EXERCISE → Copy out every line of the records that follow verbatim, omitting nothing and altering nothing.
** start **
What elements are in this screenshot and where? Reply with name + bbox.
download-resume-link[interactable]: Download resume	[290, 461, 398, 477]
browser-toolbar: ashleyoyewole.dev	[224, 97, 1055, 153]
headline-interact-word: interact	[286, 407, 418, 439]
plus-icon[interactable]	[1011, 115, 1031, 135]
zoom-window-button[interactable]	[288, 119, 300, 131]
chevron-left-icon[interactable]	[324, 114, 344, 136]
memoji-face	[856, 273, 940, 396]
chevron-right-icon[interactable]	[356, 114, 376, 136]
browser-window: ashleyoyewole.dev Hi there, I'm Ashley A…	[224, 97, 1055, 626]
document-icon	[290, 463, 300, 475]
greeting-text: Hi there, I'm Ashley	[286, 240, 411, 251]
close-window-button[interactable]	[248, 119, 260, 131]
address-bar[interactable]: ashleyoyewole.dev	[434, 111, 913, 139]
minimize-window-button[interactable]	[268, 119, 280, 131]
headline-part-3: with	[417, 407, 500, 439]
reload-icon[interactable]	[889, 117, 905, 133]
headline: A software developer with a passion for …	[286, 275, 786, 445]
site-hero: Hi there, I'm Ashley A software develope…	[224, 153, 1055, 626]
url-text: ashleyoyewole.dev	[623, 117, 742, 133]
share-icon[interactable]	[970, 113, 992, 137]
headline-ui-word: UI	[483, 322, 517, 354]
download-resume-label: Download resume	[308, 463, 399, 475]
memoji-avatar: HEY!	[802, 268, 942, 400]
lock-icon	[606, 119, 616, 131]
** end **
EXERCISE ANSWER →
What elements are in this screenshot and where? Reply with name + bbox.
download-resume-link[interactable]: Download resume	[290, 461, 398, 477]
browser-toolbar: ashleyoyewole.dev	[224, 97, 1055, 153]
headline-interact-word: interact	[286, 407, 418, 439]
plus-icon[interactable]	[1011, 115, 1031, 135]
zoom-window-button[interactable]	[288, 119, 300, 131]
chevron-left-icon[interactable]	[324, 114, 344, 136]
memoji-face	[856, 273, 940, 396]
chevron-right-icon[interactable]	[356, 114, 376, 136]
browser-window: ashleyoyewole.dev Hi there, I'm Ashley A…	[224, 97, 1055, 626]
document-icon	[290, 463, 300, 475]
greeting-text: Hi there, I'm Ashley	[286, 240, 411, 251]
close-window-button[interactable]	[248, 119, 260, 131]
address-bar[interactable]: ashleyoyewole.dev	[434, 111, 913, 139]
minimize-window-button[interactable]	[268, 119, 280, 131]
headline-part-3: with	[417, 407, 500, 439]
reload-icon[interactable]	[889, 117, 905, 133]
headline: A software developer with a passion for …	[286, 275, 786, 445]
site-hero: Hi there, I'm Ashley A software develope…	[224, 153, 1055, 626]
url-text: ashleyoyewole.dev	[623, 117, 742, 133]
share-icon[interactable]	[970, 113, 992, 137]
headline-ui-word: UI	[483, 322, 517, 354]
download-resume-label: Download resume	[308, 463, 399, 475]
memoji-avatar: HEY!	[802, 268, 942, 400]
lock-icon	[606, 119, 616, 131]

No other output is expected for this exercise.